Every record below should be transcribed exactly. Omit the images.

══ DATA FOR THE TASK

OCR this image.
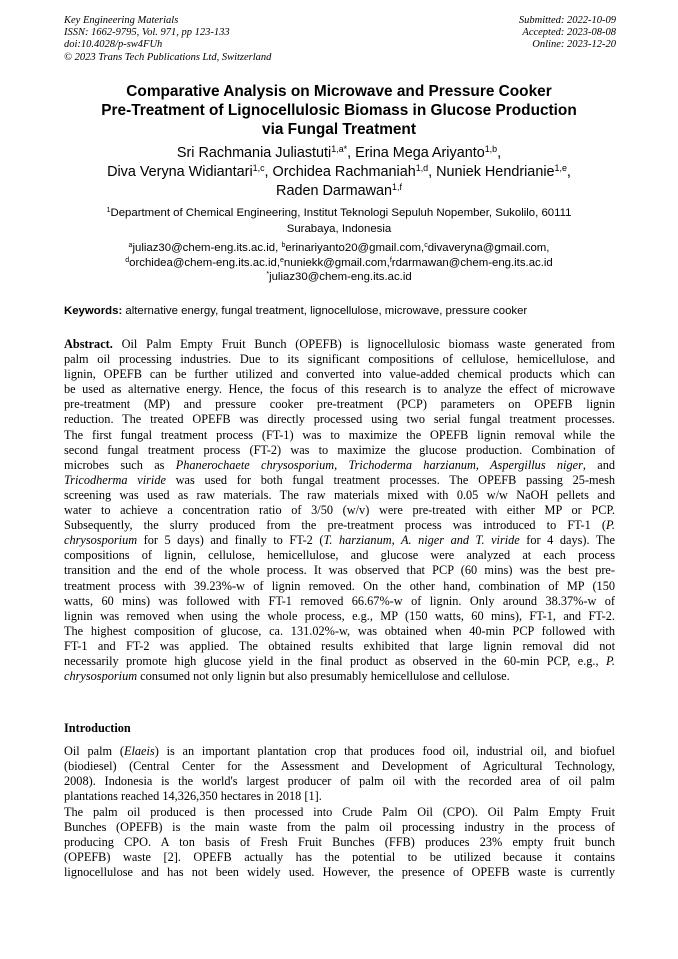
Key Engineering Materials
ISSN: 1662-9795, Vol. 971, pp 123-133
doi:10.4028/p-sw4FUh
© 2023 Trans Tech Publications Ltd, Switzerland
Submitted: 2022-10-09
Accepted: 2023-08-08
Online: 2023-12-20
Comparative Analysis on Microwave and Pressure Cooker
Pre-Treatment of Lignocellulosic Biomass in Glucose Production
via Fungal Treatment
Sri Rachmania Juliastuti$^{1,a*}$, Erina Mega Ariyanto$^{1,b}$,
Diva Veryna Widiantari$^{1,c}$, Orchidea Rachmaniah$^{1,d}$, Nuniek Hendrianie$^{1,e}$,
Raden Darmawan$^{1,f}$
$^1$Department of Chemical Engineering, Institut Teknologi Sepuluh Nopember, Sukolilo, 60111
Surabaya, Indonesia
$^a$juliaz30@chem-eng.its.ac.id, $^b$erinariyanto20@gmail.com,$^c$divaveryna@gmail.com,
$^d$orchidea@chem-eng.its.ac.id,$^e$nuniekk@gmail.com,$^f$rdarmawan@chem-eng.its.ac.id
*juliaz30@chem-eng.its.ac.id
Keywords: alternative energy, fungal treatment, lignocellulose, microwave, pressure cooker
Abstract. Oil Palm Empty Fruit Bunch (OPEFB) is lignocellulosic biomass waste generated from
palm oil processing industries. Due to its significant compositions of cellulose, hemicellulose, and
lignin, OPEFB can be further utilized and converted into value-added chemical products which can
be used as alternative energy. Hence, the focus of this research is to analyze the effect of microwave
pre-treatment (MP) and pressure cooker pre-treatment (PCP) parameters on OPEFB lignin
reduction. The treated OPEFB was directly processed using two serial fungal treatment processes.
The first fungal treatment process (FT-1) was to maximize the OPEFB lignin removal while the
second fungal treatment process (FT-2) was to maximize the glucose production. Combination of
microbes such as Phanerochaete chrysosporium, Trichoderma harzianum, Aspergillus niger, and
Tricodherma viride was used for both fungal treatment processes. The OPEFB passing 25-mesh
screening was used as raw materials. The raw materials mixed with 0.05 w/w NaOH pellets and
water to achieve a concentration ratio of 3/50 (w/v) were pre-treated with either MP or PCP.
Subsequently, the slurry produced from the pre-treatment process was introduced to FT-1 (P.
chrysosporium for 5 days) and finally to FT-2 (T. harzianum, A. niger and T. viride for 4 days). The
compositions of lignin, cellulose, hemicellulose, and glucose were analyzed at each process
transition and the end of the whole process. It was observed that PCP (60 mins) was the best pre-
treatment process with 39.23%-w of lignin removed. On the other hand, combination of MP (150
watts, 60 mins) was followed with FT-1 removed 66.67%-w of lignin. Only around 38.37%-w of
lignin was removed when using the whole process, e.g., MP (150 watts, 60 mins), FT-1, and FT-2.
The highest composition of glucose, ca. 131.02%-w, was obtained when 40-min PCP followed with
FT-1 and FT-2 was applied. The obtained results exhibited that large lignin removal did not
necessarily promote high glucose yield in the final product as observed in the 60-min PCP, e.g., P.
chrysosporium consumed not only lignin but also presumably hemicellulose and cellulose.
Introduction
Oil palm (Elaeis) is an important plantation crop that produces food oil, industrial oil, and biofuel
(biodiesel) (Central Center for the Assessment and Development of Agricultural Technology,
2008). Indonesia is the world's largest producer of palm oil with the recorded area of oil palm
plantations reached 14,326,350 hectares in 2018 [1].
The palm oil produced is then processed into Crude Palm Oil (CPO). Oil Palm Empty Fruit
Bunches (OPEFB) is the main waste from the palm oil processing industry in the process of
producing CPO. A ton basis of Fresh Fruit Bunches (FFB) produces 23% empty fruit bunch
(OPEFB) waste [2]. OPEFB actually has the potential to be utilized because it contains
lignocellulose and has not been widely used. However, the presence of OPEFB waste is currently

════

**ANSWER TO THIS PROBLEM**
OCR this image.
Key Engineering Materials
ISSN: 1662-9795, Vol. 971, pp 123-133
doi:10.4028/p-sw4FUh
© 2023 Trans Tech Publications Ltd, Switzerland
Submitted: 2022-10-09
Accepted: 2023-08-08
Online: 2023-12-20
Comparative Analysis on Microwave and Pressure Cooker
Pre-Treatment of Lignocellulosic Biomass in Glucose Production
via Fungal Treatment
Sri Rachmania Juliastuti$^{1,a*}$, Erina Mega Ariyanto$^{1,b}$,
Diva Veryna Widiantari$^{1,c}$, Orchidea Rachmaniah$^{1,d}$, Nuniek Hendrianie$^{1,e}$,
Raden Darmawan$^{1,f}$
$^1$Department of Chemical Engineering, Institut Teknologi Sepuluh Nopember, Sukolilo, 60111
Surabaya, Indonesia
$^a$juliaz30@chem-eng.its.ac.id, $^b$erinariyanto20@gmail.com,$^c$divaveryna@gmail.com,
$^d$orchidea@chem-eng.its.ac.id,$^e$nuniekk@gmail.com,$^f$rdarmawan@chem-eng.its.ac.id
*juliaz30@chem-eng.its.ac.id
Keywords: alternative energy, fungal treatment, lignocellulose, microwave, pressure cooker
Abstract. Oil Palm Empty Fruit Bunch (OPEFB) is lignocellulosic biomass waste generated from
palm oil processing industries. Due to its significant compositions of cellulose, hemicellulose, and
lignin, OPEFB can be further utilized and converted into value-added chemical products which can
be used as alternative energy. Hence, the focus of this research is to analyze the effect of microwave
pre-treatment (MP) and pressure cooker pre-treatment (PCP) parameters on OPEFB lignin
reduction. The treated OPEFB was directly processed using two serial fungal treatment processes.
The first fungal treatment process (FT-1) was to maximize the OPEFB lignin removal while the
second fungal treatment process (FT-2) was to maximize the glucose production. Combination of
microbes such as Phanerochaete chrysosporium, Trichoderma harzianum, Aspergillus niger, and
Tricodherma viride was used for both fungal treatment processes. The OPEFB passing 25-mesh
screening was used as raw materials. The raw materials mixed with 0.05 w/w NaOH pellets and
water to achieve a concentration ratio of 3/50 (w/v) were pre-treated with either MP or PCP.
Subsequently, the slurry produced from the pre-treatment process was introduced to FT-1 (P.
chrysosporium for 5 days) and finally to FT-2 (T. harzianum, A. niger and T. viride for 4 days). The
compositions of lignin, cellulose, hemicellulose, and glucose were analyzed at each process
transition and the end of the whole process. It was observed that PCP (60 mins) was the best pre-
treatment process with 39.23%-w of lignin removed. On the other hand, combination of MP (150
watts, 60 mins) was followed with FT-1 removed 66.67%-w of lignin. Only around 38.37%-w of
lignin was removed when using the whole process, e.g., MP (150 watts, 60 mins), FT-1, and FT-2.
The highest composition of glucose, ca. 131.02%-w, was obtained when 40-min PCP followed with
FT-1 and FT-2 was applied. The obtained results exhibited that large lignin removal did not
necessarily promote high glucose yield in the final product as observed in the 60-min PCP, e.g., P.
chrysosporium consumed not only lignin but also presumably hemicellulose and cellulose.
Introduction
Oil palm (Elaeis) is an important plantation crop that produces food oil, industrial oil, and biofuel
(biodiesel) (Central Center for the Assessment and Development of Agricultural Technology,
2008). Indonesia is the world's largest producer of palm oil with the recorded area of oil palm
plantations reached 14,326,350 hectares in 2018 [1].
The palm oil produced is then processed into Crude Palm Oil (CPO). Oil Palm Empty Fruit
Bunches (OPEFB) is the main waste from the palm oil processing industry in the process of
producing CPO. A ton basis of Fresh Fruit Bunches (FFB) produces 23% empty fruit bunch
(OPEFB) waste [2]. OPEFB actually has the potential to be utilized because it contains
lignocellulose and has not been widely used. However, the presence of OPEFB waste is currently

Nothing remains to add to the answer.